> WHAT THIS TASK INVOLVES:
Your answer should be every line with the word "biologi", copied from the data below.

> RECORDS PROVIDED:
=-=-=-=-=

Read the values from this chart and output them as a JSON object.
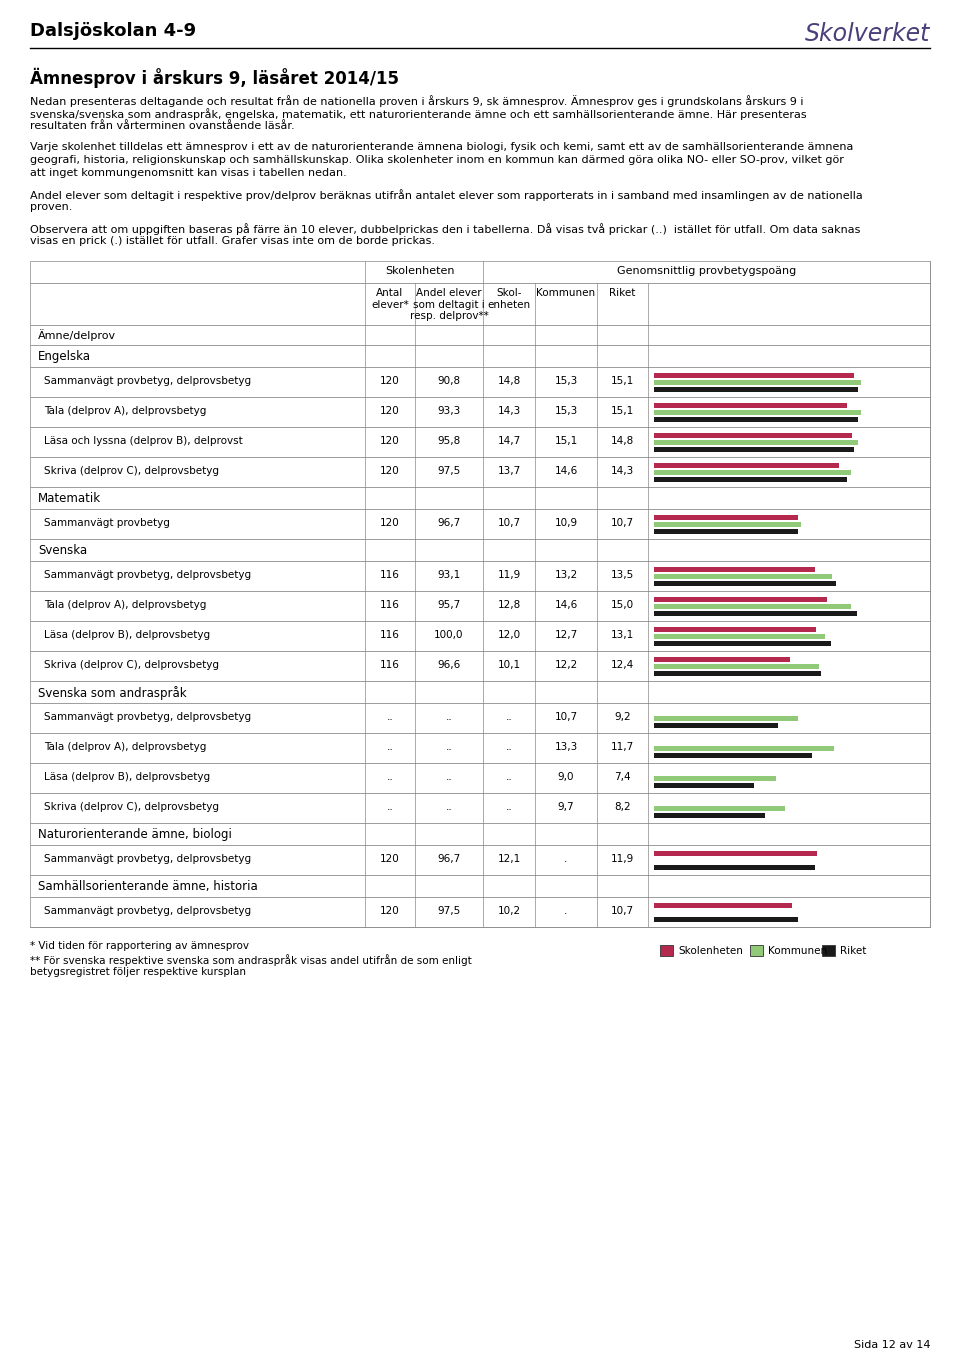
{
  "title_school": "Dalsjöskolan 4-9",
  "title_main": "Ämnesprov i årskurs 9, läsåret 2014/15",
  "intro_text_lines": [
    "Nedan presenteras deltagande och resultat från de nationella proven i årskurs 9, sk ämnesprov. Ämnesprov ges i grundskolans årskurs 9 i",
    "svenska/svenska som andraspråk, engelska, matematik, ett naturorienterande ämne och ett samhällsorienterande ämne. Här presenteras",
    "resultaten från vårterminen ovanstående läsår."
  ],
  "body_text1_lines": [
    "Varje skolenhet tilldelas ett ämnesprov i ett av de naturorienterande ämnena biologi, fysik och kemi, samt ett av de samhällsorienterande ämnena",
    "geografi, historia, religionskunskap och samhällskunskap. Olika skolenheter inom en kommun kan därmed göra olika NO- eller SO-prov, vilket gör",
    "att inget kommungenomsnitt kan visas i tabellen nedan."
  ],
  "body_text2_lines": [
    "Andel elever som deltagit i respektive prov/delprov beräknas utifrån antalet elever som rapporterats in i samband med insamlingen av de nationella",
    "proven."
  ],
  "body_text3_lines": [
    "Observera att om uppgiften baseras på färre än 10 elever, dubbelprickas den i tabellerna. Då visas två prickar (..)  istället för utfall. Om data saknas",
    "visas en prick (.) istället för utfall. Grafer visas inte om de borde prickas."
  ],
  "footnote1": "* Vid tiden för rapportering av ämnesprov",
  "footnote2_lines": [
    "** För svenska respektive svenska som andraspråk visas andel utifrån de som enligt",
    "betygsregistret följer respektive kursplan"
  ],
  "page_label": "Sida 12 av 14",
  "sections": [
    {
      "section_title": "Engelska",
      "rows": [
        {
          "label": "Sammanvägt provbetyg, delprovsbetyɡ",
          "antal": "120",
          "andel": "90,8",
          "skol": "14,8",
          "kommun": "15,3",
          "riket": "15,1",
          "bar_skol": 14.8,
          "bar_kommun": 15.3,
          "bar_riket": 15.1
        },
        {
          "label": "Tala (delprov A), delprovsbetyg",
          "antal": "120",
          "andel": "93,3",
          "skol": "14,3",
          "kommun": "15,3",
          "riket": "15,1",
          "bar_skol": 14.3,
          "bar_kommun": 15.3,
          "bar_riket": 15.1
        },
        {
          "label": "Läsa och lyssna (delprov B), delprovst",
          "antal": "120",
          "andel": "95,8",
          "skol": "14,7",
          "kommun": "15,1",
          "riket": "14,8",
          "bar_skol": 14.7,
          "bar_kommun": 15.1,
          "bar_riket": 14.8
        },
        {
          "label": "Skriva (delprov C), delprovsbetyg",
          "antal": "120",
          "andel": "97,5",
          "skol": "13,7",
          "kommun": "14,6",
          "riket": "14,3",
          "bar_skol": 13.7,
          "bar_kommun": 14.6,
          "bar_riket": 14.3
        }
      ]
    },
    {
      "section_title": "Matematik",
      "rows": [
        {
          "label": "Sammanvägt provbetyg",
          "antal": "120",
          "andel": "96,7",
          "skol": "10,7",
          "kommun": "10,9",
          "riket": "10,7",
          "bar_skol": 10.7,
          "bar_kommun": 10.9,
          "bar_riket": 10.7
        }
      ]
    },
    {
      "section_title": "Svenska",
      "rows": [
        {
          "label": "Sammanvägt provbetyg, delprovsbetyɡ",
          "antal": "116",
          "andel": "93,1",
          "skol": "11,9",
          "kommun": "13,2",
          "riket": "13,5",
          "bar_skol": 11.9,
          "bar_kommun": 13.2,
          "bar_riket": 13.5
        },
        {
          "label": "Tala (delprov A), delprovsbetyg",
          "antal": "116",
          "andel": "95,7",
          "skol": "12,8",
          "kommun": "14,6",
          "riket": "15,0",
          "bar_skol": 12.8,
          "bar_kommun": 14.6,
          "bar_riket": 15.0
        },
        {
          "label": "Läsa (delprov B), delprovsbetyg",
          "antal": "116",
          "andel": "100,0",
          "skol": "12,0",
          "kommun": "12,7",
          "riket": "13,1",
          "bar_skol": 12.0,
          "bar_kommun": 12.7,
          "bar_riket": 13.1
        },
        {
          "label": "Skriva (delprov C), delprovsbetyg",
          "antal": "116",
          "andel": "96,6",
          "skol": "10,1",
          "kommun": "12,2",
          "riket": "12,4",
          "bar_skol": 10.1,
          "bar_kommun": 12.2,
          "bar_riket": 12.4
        }
      ]
    },
    {
      "section_title": "Svenska som andraspråk",
      "rows": [
        {
          "label": "Sammanvägt provbetyg, delprovsbetyɡ",
          "antal": "..",
          "andel": "..",
          "skol": "..",
          "kommun": "10,7",
          "riket": "9,2",
          "bar_skol": null,
          "bar_kommun": 10.7,
          "bar_riket": 9.2
        },
        {
          "label": "Tala (delprov A), delprovsbetyg",
          "antal": "..",
          "andel": "..",
          "skol": "..",
          "kommun": "13,3",
          "riket": "11,7",
          "bar_skol": null,
          "bar_kommun": 13.3,
          "bar_riket": 11.7
        },
        {
          "label": "Läsa (delprov B), delprovsbetyg",
          "antal": "..",
          "andel": "..",
          "skol": "..",
          "kommun": "9,0",
          "riket": "7,4",
          "bar_skol": null,
          "bar_kommun": 9.0,
          "bar_riket": 7.4
        },
        {
          "label": "Skriva (delprov C), delprovsbetyg",
          "antal": "..",
          "andel": "..",
          "skol": "..",
          "kommun": "9,7",
          "riket": "8,2",
          "bar_skol": null,
          "bar_kommun": 9.7,
          "bar_riket": 8.2
        }
      ]
    },
    {
      "section_title": "Naturorienterande ämne, biologi",
      "rows": [
        {
          "label": "Sammanvägt provbetyg, delprovsbetyɡ",
          "antal": "120",
          "andel": "96,7",
          "skol": "12,1",
          "kommun": ".",
          "riket": "11,9",
          "bar_skol": 12.1,
          "bar_kommun": null,
          "bar_riket": 11.9
        }
      ]
    },
    {
      "section_title": "Samhällsorienterande ämne, historia",
      "rows": [
        {
          "label": "Sammanvägt provbetyg, delprovsbetyɡ",
          "antal": "120",
          "andel": "97,5",
          "skol": "10,2",
          "kommun": ".",
          "riket": "10,7",
          "bar_skol": 10.2,
          "bar_kommun": null,
          "bar_riket": 10.7
        }
      ]
    }
  ],
  "bar_max": 20.0,
  "color_skol": "#b5294e",
  "color_kommun": "#90c978",
  "color_riket": "#1a1a1a"
}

=-=-=-=-=

> SOLUTION TO THIS EXERCISE:
    "Varje skolenhet tilldelas ett ämnesprov i ett av de naturorienterande ämnena biologi, fysik och kemi, samt ett av de samhällsorienterande ämnena",
      "section_title": "Naturorienterande ämne, biologi",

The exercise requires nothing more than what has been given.